Transcribe the whole listing below without changing a word, but leave out every image.
┌─ Input for this task
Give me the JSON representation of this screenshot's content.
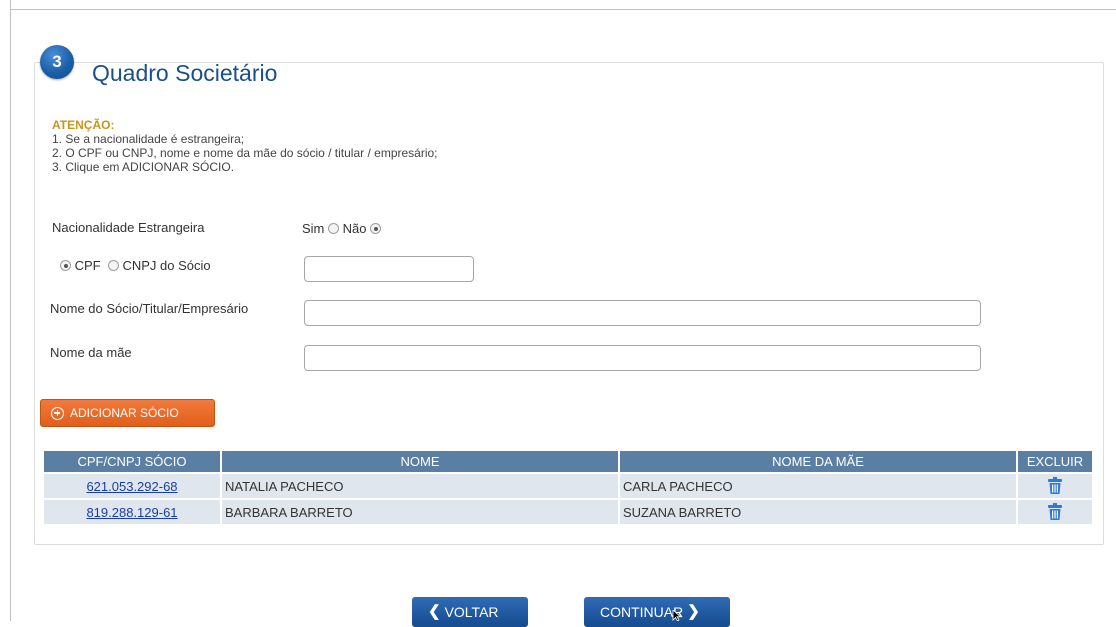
{
  "section": {
    "step_number": "3",
    "title": "Quadro Societário"
  },
  "attention": {
    "title": "ATENÇÃO:",
    "lines": [
      "1. Se a nacionalidade é estrangeira;",
      "2. O CPF ou CNPJ, nome e nome da mãe do sócio / titular / empresário;",
      "3. Clique em ADICIONAR SÓCIO."
    ]
  },
  "form": {
    "nacionalidade_label": "Nacionalidade Estrangeira",
    "sim_label": "Sim",
    "nao_label": "Não",
    "nacionalidade_selected": "Não",
    "cpf_label": "CPF",
    "cnpj_label": "CNPJ do Sócio",
    "doc_selected": "CPF",
    "doc_value": "",
    "nome_label": "Nome do Sócio/Titular/Empresário",
    "nome_value": "",
    "mae_label": "Nome da mãe",
    "mae_value": ""
  },
  "add_button": {
    "label": "ADICIONAR SÓCIO",
    "icon": "plus-circle-icon"
  },
  "table": {
    "headers": [
      "CPF/CNPJ SÓCIO",
      "NOME",
      "NOME DA MÃE",
      "EXCLUIR"
    ],
    "rows": [
      {
        "cpf": "621.053.292-68",
        "nome": "NATALIA PACHECO",
        "mae": "CARLA PACHECO"
      },
      {
        "cpf": "819.288.129-61",
        "nome": "BARBARA BARRETO",
        "mae": "SUZANA BARRETO"
      }
    ]
  },
  "nav": {
    "voltar": "VOLTAR",
    "continuar": "CONTINUAR"
  },
  "colors": {
    "title_blue": "#1b4f8a",
    "attention_gold": "#c8951b",
    "add_orange": "#e15f1c",
    "table_header": "#5b7fa3",
    "table_row": "#e0e6ee",
    "nav_blue": "#1a56a0"
  }
}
└─
Completed exercise:
Give me the JSON representation of this screenshot's content.
{
  "section": {
    "step_number": "3",
    "title": "Quadro Societário"
  },
  "attention": {
    "title": "ATENÇÃO:",
    "lines": [
      "1. Se a nacionalidade é estrangeira;",
      "2. O CPF ou CNPJ, nome e nome da mãe do sócio / titular / empresário;",
      "3. Clique em ADICIONAR SÓCIO."
    ]
  },
  "form": {
    "nacionalidade_label": "Nacionalidade Estrangeira",
    "sim_label": "Sim",
    "nao_label": "Não",
    "nacionalidade_selected": "Não",
    "cpf_label": "CPF",
    "cnpj_label": "CNPJ do Sócio",
    "doc_selected": "CPF",
    "doc_value": "",
    "nome_label": "Nome do Sócio/Titular/Empresário",
    "nome_value": "",
    "mae_label": "Nome da mãe",
    "mae_value": ""
  },
  "add_button": {
    "label": "ADICIONAR SÓCIO",
    "icon": "plus-circle-icon"
  },
  "table": {
    "headers": [
      "CPF/CNPJ SÓCIO",
      "NOME",
      "NOME DA MÃE",
      "EXCLUIR"
    ],
    "rows": [
      {
        "cpf": "621.053.292-68",
        "nome": "NATALIA PACHECO",
        "mae": "CARLA PACHECO"
      },
      {
        "cpf": "819.288.129-61",
        "nome": "BARBARA BARRETO",
        "mae": "SUZANA BARRETO"
      }
    ]
  },
  "nav": {
    "voltar": "VOLTAR",
    "continuar": "CONTINUAR"
  },
  "colors": {
    "title_blue": "#1b4f8a",
    "attention_gold": "#c8951b",
    "add_orange": "#e15f1c",
    "table_header": "#5b7fa3",
    "table_row": "#e0e6ee",
    "nav_blue": "#1a56a0"
  }
}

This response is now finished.